> [AIM]: Nothing may be dropped or altered: reproduce all the data.

> [RECORDS FOR THIS TASK]:
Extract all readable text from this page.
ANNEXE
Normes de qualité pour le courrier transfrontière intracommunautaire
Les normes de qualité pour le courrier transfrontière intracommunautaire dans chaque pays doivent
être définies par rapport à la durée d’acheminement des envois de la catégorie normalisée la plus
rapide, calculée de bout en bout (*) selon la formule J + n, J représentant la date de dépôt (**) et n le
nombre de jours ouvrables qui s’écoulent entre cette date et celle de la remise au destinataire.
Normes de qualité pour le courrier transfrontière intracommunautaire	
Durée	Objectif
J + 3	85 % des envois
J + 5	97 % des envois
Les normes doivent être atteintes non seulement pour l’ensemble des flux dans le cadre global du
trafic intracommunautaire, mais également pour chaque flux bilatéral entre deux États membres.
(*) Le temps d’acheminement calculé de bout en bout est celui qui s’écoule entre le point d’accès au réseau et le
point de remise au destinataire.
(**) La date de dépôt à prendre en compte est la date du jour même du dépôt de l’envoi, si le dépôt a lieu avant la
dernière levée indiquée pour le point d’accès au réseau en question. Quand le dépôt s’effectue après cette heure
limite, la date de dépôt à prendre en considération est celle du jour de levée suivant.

> [FINISHED TASK]:
Extract all readable text from this page.
ANNEXE
Normes de qualité pour le courrier transfrontière intracommunautaire
Les normes de qualité pour le courrier transfrontière intracommunautaire dans chaque pays doivent
être définies par rapport à la durée d’acheminement des envois de la catégorie normalisée la plus
rapide, calculée de bout en bout (*) selon la formule J + n, J représentant la date de dépôt (**) et n le
nombre de jours ouvrables qui s’écoulent entre cette date et celle de la remise au destinataire.
Normes de qualité pour le courrier transfrontière intracommunautaire	
Durée	Objectif
J + 3	85 % des envois
J + 5	97 % des envois
Les normes doivent être atteintes non seulement pour l’ensemble des flux dans le cadre global du
trafic intracommunautaire, mais également pour chaque flux bilatéral entre deux États membres.
(*) Le temps d’acheminement calculé de bout en bout est celui qui s’écoule entre le point d’accès au réseau et le
point de remise au destinataire.
(**) La date de dépôt à prendre en compte est la date du jour même du dépôt de l’envoi, si le dépôt a lieu avant la
dernière levée indiquée pour le point d’accès au réseau en question. Quand le dépôt s’effectue après cette heure
limite, la date de dépôt à prendre en considération est celle du jour de levée suivant.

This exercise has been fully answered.